Passage shown:

· · · · · · ·

Reactor Trip Resulting From Loss of "A"Main Feedwater Pump

During operations at approximately full power on February 29, an automatic shutdown of the

"A" Main Feedwater (MFW) pump occurred due to low seal water differential pressure

(d/p).

Operators responded by manually reducing turbine load and starting all auxiliary

feedwater pumps.

Rod control and feedwater control systems were in automatic at the onset

of the transient and remained so throughout.

In spite of prompt, correct operator actions, the

reactor tripped at 1:46 PM, approximately two minutes after loss of the MFW pump, due to

low level (17%) in the "B" steam generator.

Following the reactor trip, operators stabilized the plant in hot shutdown.

The MSIVs were

subsequently

closed to control RCS cooldown; both valves were fully closed within seconds

of the close order.

The extensive RCS cooldown caused by the reactor trip from high

power, combined with the rapid introduction of feedwater, resulted in a decrease

in

pressurizer level below the indicating range.

The pressurizer did not fully drain, as indicated

by reactor vessel water level indicating system (RVLIS) remaining at 100% and no step

decrease

occurring in RCS pressure

(both of which would indicate steam bubble formation in

the reactor vessel).

Pressurizer

level indication was regained after approximately five

minutes as a result of RCS heatup and charging pump operation.

The minimum RCS

pressure during the transient was approximately 20 psig above the automatic engineered

safeguards

features actuation setpoint of 1750 psig.

The inspector was in the main control room at the time of the reactor trip. The response of

the control room operators

was observed to be highly professional.

In light of the slow

closure of the "A" MSIV on February 3, 1992, the inspector also verified, by local position

indication, prompt closure on this occurrence.

· · · · · · ·

The input:
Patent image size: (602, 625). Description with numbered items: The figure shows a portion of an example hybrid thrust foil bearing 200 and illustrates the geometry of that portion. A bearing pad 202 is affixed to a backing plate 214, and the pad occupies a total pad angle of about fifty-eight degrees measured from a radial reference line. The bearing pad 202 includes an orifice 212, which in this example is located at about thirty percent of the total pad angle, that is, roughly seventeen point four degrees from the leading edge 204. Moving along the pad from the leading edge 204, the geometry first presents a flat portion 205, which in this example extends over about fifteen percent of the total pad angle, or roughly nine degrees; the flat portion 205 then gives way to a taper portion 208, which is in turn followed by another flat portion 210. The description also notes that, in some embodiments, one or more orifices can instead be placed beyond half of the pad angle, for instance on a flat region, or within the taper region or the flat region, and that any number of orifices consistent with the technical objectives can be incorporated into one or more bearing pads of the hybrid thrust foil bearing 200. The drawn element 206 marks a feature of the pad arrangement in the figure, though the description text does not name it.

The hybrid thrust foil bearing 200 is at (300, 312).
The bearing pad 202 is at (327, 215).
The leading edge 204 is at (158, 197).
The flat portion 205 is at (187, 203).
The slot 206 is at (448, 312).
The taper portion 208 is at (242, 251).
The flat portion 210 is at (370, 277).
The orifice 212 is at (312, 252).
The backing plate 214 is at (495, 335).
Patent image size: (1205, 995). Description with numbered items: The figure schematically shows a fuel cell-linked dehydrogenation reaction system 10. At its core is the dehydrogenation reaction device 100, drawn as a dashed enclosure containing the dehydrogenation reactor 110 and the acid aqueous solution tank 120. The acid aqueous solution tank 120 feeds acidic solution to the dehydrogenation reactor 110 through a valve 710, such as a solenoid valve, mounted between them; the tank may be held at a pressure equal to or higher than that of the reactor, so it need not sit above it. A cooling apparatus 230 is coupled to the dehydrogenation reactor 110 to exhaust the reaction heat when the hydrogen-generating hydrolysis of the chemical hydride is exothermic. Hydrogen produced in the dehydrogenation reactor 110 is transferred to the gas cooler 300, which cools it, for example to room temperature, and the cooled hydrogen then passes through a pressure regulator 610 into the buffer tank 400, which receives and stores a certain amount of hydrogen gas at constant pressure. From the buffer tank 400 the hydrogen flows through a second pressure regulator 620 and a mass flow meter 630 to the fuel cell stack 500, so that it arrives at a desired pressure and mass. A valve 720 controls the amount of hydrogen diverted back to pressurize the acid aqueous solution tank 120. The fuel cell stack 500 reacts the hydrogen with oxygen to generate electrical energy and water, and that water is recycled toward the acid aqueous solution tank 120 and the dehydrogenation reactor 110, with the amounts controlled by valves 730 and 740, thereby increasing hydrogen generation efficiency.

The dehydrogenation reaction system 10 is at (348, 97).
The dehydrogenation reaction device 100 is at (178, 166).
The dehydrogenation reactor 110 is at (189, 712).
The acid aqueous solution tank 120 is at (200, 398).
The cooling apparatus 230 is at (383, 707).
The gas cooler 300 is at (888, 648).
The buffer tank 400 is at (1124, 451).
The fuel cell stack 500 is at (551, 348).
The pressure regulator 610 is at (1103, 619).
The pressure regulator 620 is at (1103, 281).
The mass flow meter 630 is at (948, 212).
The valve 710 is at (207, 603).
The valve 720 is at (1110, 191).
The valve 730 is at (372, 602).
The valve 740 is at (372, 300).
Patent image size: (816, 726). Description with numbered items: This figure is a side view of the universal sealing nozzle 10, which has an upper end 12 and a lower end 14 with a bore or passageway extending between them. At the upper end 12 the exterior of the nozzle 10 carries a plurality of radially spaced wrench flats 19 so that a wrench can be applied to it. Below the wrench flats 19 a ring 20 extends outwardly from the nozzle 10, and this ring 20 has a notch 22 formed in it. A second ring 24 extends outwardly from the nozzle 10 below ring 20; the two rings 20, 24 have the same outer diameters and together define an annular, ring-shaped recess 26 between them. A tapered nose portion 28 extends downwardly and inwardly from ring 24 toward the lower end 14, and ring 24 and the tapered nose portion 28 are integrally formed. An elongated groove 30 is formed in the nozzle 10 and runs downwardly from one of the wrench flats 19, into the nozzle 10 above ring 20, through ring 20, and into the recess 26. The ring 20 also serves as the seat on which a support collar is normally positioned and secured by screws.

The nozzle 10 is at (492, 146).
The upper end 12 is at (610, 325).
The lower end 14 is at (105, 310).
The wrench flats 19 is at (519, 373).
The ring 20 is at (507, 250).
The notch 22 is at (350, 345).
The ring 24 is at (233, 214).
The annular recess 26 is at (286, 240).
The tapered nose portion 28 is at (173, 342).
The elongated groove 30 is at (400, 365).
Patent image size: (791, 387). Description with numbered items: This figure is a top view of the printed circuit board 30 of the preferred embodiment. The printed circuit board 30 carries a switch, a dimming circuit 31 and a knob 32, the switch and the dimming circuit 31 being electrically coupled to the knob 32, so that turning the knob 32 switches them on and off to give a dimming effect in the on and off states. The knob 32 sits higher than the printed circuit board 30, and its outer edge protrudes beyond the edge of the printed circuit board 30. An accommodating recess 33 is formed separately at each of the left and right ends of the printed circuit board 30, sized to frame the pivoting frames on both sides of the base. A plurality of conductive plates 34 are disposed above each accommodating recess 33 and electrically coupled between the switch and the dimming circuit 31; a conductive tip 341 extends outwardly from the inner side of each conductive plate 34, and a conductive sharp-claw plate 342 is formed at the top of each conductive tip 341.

· · · · · · ·

Tasks for this exercise:
1. In the reactor trip passage, what low level in which steam generator caused the reactor to trip?
2. Can you arrange the stretch of the listing from the line containing "Patent image size: (816, 726)." through the line containing "The elongated groove 30 is at (400, 365)." as a numbered list, leaving out blank lines?
The reactor trip passage and the listing are unrelated to each other.

The results:
1. A low level of 17% in the "B" steam generator.

2.
1. Patent image size: (816, 726). Description with numbered items: This figure is a side view of the universal sealing nozzle 10, which has an upper end 12 and a lower end 14 with a bore or passageway extending between them. At the upper end 12 the exterior of the nozzle 10 carries a plurality of radially spaced wrench flats 19 so that a wrench can be applied to it. Below the wrench flats 19 a ring 20 extends outwardly from the nozzle 10, and this ring 20 has a notch 22 formed in it. A second ring 24 extends outwardly from the nozzle 10 below ring 20; the two rings 20, 24 have the same outer diameters and together define an annular, ring-shaped recess 26 between them. A tapered nose portion 28 extends downwardly and inwardly from ring 24 toward the lower end 14, and ring 24 and the tapered nose portion 28 are integrally formed. An elongated groove 30 is formed in the nozzle 10 and runs downwardly from one of the wrench flats 19, into the nozzle 10 above ring 20, through ring 20, and into the recess 26. The ring 20 also serves as the seat on which a support collar is normally positioned and secured by screws.
2. The nozzle 10 is at (492, 146).
3. The upper end 12 is at (610, 325).
4. The lower end 14 is at (105, 310).
5. The wrench flats 19 is at (519, 373).
6. The ring 20 is at (507, 250).
7. The notch 22 is at (350, 345).
8. The ring 24 is at (233, 214).
9. The annular recess 26 is at (286, 240).
10. The tapered nose portion 28 is at (173, 342).
11. The elongated groove 30 is at (400, 365).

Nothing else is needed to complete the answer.